* [WHAT THE TASK REQUIRES]:
Wherever "Verband" appears in a line, list that line.

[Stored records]
·····

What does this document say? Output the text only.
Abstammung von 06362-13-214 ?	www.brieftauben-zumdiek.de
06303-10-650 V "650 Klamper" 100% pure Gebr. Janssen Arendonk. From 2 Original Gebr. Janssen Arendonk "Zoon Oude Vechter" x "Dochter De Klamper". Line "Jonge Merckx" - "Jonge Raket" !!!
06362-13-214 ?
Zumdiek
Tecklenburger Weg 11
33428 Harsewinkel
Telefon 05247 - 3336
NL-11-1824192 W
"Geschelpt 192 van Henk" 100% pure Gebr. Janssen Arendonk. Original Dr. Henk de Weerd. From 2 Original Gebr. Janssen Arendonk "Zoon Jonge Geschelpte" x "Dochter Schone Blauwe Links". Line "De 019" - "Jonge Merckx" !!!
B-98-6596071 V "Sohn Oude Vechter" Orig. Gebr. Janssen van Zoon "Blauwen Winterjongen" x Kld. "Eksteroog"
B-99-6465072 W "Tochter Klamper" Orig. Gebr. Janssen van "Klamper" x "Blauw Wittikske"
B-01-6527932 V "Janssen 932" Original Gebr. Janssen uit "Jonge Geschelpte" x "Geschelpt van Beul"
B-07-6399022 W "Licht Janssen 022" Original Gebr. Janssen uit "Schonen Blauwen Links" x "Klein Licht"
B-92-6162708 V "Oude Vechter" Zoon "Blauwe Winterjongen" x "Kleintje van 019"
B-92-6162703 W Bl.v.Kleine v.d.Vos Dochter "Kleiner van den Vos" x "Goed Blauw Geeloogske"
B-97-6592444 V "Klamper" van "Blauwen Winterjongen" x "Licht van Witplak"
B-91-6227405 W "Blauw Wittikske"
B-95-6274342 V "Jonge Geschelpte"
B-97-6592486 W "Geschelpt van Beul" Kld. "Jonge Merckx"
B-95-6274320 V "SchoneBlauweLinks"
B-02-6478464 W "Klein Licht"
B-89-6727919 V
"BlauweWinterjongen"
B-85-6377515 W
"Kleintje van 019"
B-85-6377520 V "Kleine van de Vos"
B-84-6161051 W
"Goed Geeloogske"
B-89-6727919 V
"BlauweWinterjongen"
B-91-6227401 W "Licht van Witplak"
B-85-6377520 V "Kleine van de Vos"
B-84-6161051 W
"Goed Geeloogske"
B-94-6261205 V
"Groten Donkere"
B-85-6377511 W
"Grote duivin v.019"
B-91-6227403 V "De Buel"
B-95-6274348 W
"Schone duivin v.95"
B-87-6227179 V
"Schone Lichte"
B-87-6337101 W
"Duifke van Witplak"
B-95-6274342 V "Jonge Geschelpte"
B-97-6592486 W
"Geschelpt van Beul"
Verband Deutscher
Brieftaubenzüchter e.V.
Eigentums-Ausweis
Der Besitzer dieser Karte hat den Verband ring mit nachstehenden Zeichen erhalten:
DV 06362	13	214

·····

* [WRITTEN REPLY]:
Verband Deutscher
Der Besitzer dieser Karte hat den Verband ring mit nachstehenden Zeichen erhalten:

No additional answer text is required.